◆ TAREA ◆
Responde con datos del texto sobre el cierre del Kostalde:
(a) ¿Qué día cerrará sus puertas el Kostalde de la Zurriola?
(b) ¿Dónde habían abierto el Guria los padres de Elena?
(c) ¿Cuántos cubiertos llegaron a dar en un día en el Guria?

◆ TEXTO PROPORCIONADO ◆
################

Bukatu da, akabo. S’ha acabat. El 30 de septiembre el Kostalde de la Zurriola cerrará sus puertas para colgar el rótulo de “tancat” y el 1 de noviembre pasará a manos de sus nuevos dueños que cambiarán nombre, decoración y estilo. Asistiremos, una vez más, al cierre de un restaurante sin relevo generacional que suma una muesca más a la escalonada e inevitable muerte de la hostelería tradicional, un modelo de negocio que agoniza y se dirige inexorablemente a su fin por mucho que no pocos valientes se empeñen épicamente en mantener viva la llama de la hostelería “de toda la vida”.

Toda la vida es, precisamente, lo que lleva Elena Navarri Jaumet dándolo todo por la profesión que le tocó en suerte de nacimiento, aunque ella no lo supiera aquel 10 de enero del 64. Sus padres, Ernesto y Carmen, llegados de los perdidos valles del norte de Lleida. Habían abierto tres años antes el Guria, en los bajos del Teatro Victoria Eugenia, y desde los 12 años Elena fue un eslabón más del negocio familiar. Estudió Turismo, sí, incluso el Gobierno Vasco le concedió la primera beca para realizar un máster de dirección de hotel, e hizo las prácticas en el María Cristina.

Pero finalmente decidió quedarse en su casa. “Cuando tenía 12 años, mis padres cogieron el Mesón de Ituren y todos los fines de semana tenía que ir a cocinar hasta Navarra… y a la vuelta, al cole”, recuerda Elena, rememorando las jornadas maratonianas de doce horas que le tocaba cubrir entonces, algo que apenas ha cambiado hasta su merecido retiro.

El Guria fue toda una referencia hostelera y culinaria en el Donostia de finales del siglo XX. “Ahora es un bar pequeñito, pero en su día llegamos a dar 400 cubiertos en un día. Ofrecíamos tanto cocina catalana como cocina de mercado; paellas, grupos, banquetes… también acogíamos el Casal de Catalunya de Donostia y toda celebración oficial pasaba por allí”. Elena no guarda más que buenos recuerdos del tiempo vivido en un establecimiento que fueron obligados a dejar por injustos tejemanejes institucionales en 1996. Por suerte, pudieron hacerse a escasos 500 metros con su actual local, eso sí, aprendiendo bien la lección y comprándolo, prescindiendo de ataduras municipales. Y que conste que el tiempo y los juicios les dieron la razón legal años después, pero ya asentados en el Kostalde renunciaron a volver al Guria a pesar de haber podido hacerlo.

################

Registros de origen:
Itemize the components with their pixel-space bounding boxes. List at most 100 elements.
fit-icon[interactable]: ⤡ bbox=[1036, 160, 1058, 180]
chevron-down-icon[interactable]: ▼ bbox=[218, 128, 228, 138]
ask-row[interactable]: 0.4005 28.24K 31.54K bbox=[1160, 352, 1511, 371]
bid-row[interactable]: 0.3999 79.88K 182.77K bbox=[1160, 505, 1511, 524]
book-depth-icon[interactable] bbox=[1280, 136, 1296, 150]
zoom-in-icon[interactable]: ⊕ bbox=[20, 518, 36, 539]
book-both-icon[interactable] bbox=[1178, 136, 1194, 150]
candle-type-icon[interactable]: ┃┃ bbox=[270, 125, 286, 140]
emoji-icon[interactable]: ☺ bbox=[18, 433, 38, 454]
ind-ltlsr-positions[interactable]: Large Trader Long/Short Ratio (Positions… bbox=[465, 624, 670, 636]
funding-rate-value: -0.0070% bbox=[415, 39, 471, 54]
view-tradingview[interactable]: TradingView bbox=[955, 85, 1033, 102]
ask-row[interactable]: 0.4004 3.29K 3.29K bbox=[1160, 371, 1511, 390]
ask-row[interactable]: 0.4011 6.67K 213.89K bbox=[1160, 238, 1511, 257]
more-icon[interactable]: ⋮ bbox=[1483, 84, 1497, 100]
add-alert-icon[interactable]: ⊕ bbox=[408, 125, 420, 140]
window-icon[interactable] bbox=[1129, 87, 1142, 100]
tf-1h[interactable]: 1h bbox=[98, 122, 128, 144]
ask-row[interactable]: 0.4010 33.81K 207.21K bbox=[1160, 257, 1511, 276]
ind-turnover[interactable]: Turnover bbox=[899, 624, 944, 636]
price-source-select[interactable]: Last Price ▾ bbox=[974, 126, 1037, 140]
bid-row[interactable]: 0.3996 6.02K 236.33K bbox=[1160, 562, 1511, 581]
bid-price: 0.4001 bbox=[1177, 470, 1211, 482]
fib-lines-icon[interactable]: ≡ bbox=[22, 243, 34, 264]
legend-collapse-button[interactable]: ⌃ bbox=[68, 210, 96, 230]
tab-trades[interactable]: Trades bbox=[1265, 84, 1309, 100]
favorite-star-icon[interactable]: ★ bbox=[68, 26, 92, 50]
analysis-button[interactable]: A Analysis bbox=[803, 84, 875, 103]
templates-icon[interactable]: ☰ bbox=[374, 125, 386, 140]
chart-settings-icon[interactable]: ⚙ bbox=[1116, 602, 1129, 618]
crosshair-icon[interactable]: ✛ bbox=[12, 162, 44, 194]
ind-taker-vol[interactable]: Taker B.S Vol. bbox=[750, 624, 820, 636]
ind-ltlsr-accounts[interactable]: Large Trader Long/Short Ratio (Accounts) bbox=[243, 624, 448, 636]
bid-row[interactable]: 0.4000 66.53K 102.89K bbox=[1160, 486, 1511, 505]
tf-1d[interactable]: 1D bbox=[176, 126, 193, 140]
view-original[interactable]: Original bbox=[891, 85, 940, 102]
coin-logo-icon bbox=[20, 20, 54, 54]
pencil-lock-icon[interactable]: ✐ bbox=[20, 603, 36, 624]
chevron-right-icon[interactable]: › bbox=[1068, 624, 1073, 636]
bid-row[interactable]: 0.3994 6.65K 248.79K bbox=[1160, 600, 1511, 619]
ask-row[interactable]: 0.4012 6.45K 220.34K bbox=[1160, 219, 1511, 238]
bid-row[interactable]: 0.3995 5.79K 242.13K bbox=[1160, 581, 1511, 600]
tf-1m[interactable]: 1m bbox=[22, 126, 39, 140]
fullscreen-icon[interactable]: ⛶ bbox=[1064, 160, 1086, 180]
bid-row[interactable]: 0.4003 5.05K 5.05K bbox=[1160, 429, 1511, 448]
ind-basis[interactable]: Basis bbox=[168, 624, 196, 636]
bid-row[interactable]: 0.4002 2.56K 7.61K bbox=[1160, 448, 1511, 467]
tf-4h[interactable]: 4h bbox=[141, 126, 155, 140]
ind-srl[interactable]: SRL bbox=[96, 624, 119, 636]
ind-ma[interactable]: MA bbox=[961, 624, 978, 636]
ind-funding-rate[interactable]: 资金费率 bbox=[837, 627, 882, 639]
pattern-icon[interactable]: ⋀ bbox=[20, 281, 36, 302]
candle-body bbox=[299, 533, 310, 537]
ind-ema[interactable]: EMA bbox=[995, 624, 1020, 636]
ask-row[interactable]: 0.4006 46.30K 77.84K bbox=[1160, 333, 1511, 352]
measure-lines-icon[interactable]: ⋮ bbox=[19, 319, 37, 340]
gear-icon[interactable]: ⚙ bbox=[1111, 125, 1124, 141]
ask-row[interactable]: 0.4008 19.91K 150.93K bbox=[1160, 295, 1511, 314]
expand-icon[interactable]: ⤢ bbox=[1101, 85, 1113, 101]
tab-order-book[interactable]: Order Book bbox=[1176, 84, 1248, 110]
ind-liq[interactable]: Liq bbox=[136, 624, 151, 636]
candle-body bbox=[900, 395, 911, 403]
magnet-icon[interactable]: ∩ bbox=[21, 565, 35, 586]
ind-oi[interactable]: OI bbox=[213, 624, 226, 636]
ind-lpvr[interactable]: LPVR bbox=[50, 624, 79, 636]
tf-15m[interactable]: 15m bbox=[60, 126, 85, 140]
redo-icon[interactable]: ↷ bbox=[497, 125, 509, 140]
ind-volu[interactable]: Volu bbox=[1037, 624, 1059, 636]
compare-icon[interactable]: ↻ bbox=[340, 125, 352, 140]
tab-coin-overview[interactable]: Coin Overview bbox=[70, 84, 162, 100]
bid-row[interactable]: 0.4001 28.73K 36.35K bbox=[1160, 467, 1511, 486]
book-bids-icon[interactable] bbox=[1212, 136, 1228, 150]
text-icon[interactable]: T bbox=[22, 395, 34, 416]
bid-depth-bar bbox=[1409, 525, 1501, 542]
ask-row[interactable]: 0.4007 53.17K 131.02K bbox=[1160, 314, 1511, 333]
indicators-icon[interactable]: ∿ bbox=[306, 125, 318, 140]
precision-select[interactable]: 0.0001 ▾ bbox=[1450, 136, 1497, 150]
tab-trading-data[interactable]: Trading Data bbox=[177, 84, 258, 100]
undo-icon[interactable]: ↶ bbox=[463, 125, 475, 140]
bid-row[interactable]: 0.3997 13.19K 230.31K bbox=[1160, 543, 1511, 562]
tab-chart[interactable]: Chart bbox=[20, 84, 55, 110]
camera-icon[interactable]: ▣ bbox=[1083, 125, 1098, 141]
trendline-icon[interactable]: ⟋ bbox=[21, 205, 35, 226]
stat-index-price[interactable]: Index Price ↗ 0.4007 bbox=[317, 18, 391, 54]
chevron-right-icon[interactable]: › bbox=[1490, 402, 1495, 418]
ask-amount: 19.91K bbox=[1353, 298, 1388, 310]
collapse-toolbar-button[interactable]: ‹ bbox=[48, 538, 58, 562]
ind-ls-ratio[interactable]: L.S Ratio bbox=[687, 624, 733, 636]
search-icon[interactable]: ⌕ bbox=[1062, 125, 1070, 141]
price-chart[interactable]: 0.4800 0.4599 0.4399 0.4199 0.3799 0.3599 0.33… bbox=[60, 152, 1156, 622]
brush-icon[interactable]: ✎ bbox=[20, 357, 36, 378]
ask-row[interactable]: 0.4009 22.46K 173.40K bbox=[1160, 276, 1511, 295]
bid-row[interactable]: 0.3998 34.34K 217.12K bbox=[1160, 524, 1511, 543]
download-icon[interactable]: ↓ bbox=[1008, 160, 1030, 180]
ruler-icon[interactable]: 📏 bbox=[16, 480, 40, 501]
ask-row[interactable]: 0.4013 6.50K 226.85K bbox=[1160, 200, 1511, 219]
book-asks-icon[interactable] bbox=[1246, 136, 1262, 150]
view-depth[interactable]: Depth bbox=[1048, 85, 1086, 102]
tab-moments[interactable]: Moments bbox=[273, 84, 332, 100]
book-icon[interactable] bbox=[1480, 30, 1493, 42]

################

◆ RESPUESTA ◆
(a) El 30 de septiembre.
(b) En los bajos del Teatro Victoria Eugenia.
(c) 400 cubiertos.